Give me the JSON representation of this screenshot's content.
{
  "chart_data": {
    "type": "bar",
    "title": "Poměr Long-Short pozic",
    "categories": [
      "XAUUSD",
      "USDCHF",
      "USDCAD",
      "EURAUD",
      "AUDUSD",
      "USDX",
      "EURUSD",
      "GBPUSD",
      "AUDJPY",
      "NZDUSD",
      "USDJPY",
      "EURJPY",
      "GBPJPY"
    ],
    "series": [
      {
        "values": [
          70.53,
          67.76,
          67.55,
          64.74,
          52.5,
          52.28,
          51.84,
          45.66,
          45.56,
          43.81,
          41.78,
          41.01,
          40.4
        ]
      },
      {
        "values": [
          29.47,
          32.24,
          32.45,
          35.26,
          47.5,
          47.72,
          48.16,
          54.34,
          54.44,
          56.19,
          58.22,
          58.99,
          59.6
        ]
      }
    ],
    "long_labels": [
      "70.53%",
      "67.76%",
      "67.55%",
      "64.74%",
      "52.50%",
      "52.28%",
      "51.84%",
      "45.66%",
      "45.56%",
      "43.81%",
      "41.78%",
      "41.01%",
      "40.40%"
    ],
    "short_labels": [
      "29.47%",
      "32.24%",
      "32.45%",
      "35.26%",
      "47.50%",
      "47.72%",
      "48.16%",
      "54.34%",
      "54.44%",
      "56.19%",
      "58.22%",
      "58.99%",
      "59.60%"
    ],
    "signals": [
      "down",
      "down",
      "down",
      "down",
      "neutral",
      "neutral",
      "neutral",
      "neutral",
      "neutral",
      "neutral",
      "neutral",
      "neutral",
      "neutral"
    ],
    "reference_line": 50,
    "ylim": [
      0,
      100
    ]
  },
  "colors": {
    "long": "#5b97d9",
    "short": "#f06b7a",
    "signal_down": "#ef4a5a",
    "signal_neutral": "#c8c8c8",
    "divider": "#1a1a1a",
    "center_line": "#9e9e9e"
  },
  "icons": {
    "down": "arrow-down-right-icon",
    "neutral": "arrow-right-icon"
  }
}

** INSTRUCTION **
Write out every line of the material again, exactly as it reads.

** WORKED ANSWER **
Give me the JSON representation of this screenshot's content.
{
  "chart_data": {
    "type": "bar",
    "title": "Poměr Long-Short pozic",
    "categories": [
      "XAUUSD",
      "USDCHF",
      "USDCAD",
      "EURAUD",
      "AUDUSD",
      "USDX",
      "EURUSD",
      "GBPUSD",
      "AUDJPY",
      "NZDUSD",
      "USDJPY",
      "EURJPY",
      "GBPJPY"
    ],
    "series": [
      {
        "values": [
          70.53,
          67.76,
          67.55,
          64.74,
          52.5,
          52.28,
          51.84,
          45.66,
          45.56,
          43.81,
          41.78,
          41.01,
          40.4
        ]
      },
      {
        "values": [
          29.47,
          32.24,
          32.45,
          35.26,
          47.5,
          47.72,
          48.16,
          54.34,
          54.44,
          56.19,
          58.22,
          58.99,
          59.6
        ]
      }
    ],
    "long_labels": [
      "70.53%",
      "67.76%",
      "67.55%",
      "64.74%",
      "52.50%",
      "52.28%",
      "51.84%",
      "45.66%",
      "45.56%",
      "43.81%",
      "41.78%",
      "41.01%",
      "40.40%"
    ],
    "short_labels": [
      "29.47%",
      "32.24%",
      "32.45%",
      "35.26%",
      "47.50%",
      "47.72%",
      "48.16%",
      "54.34%",
      "54.44%",
      "56.19%",
      "58.22%",
      "58.99%",
      "59.60%"
    ],
    "signals": [
      "down",
      "down",
      "down",
      "down",
      "neutral",
      "neutral",
      "neutral",
      "neutral",
      "neutral",
      "neutral",
      "neutral",
      "neutral",
      "neutral"
    ],
    "reference_line": 50,
    "ylim": [
      0,
      100
    ]
  },
  "colors": {
    "long": "#5b97d9",
    "short": "#f06b7a",
    "signal_down": "#ef4a5a",
    "signal_neutral": "#c8c8c8",
    "divider": "#1a1a1a",
    "center_line": "#9e9e9e"
  },
  "icons": {
    "down": "arrow-down-right-icon",
    "neutral": "arrow-right-icon"
  }
}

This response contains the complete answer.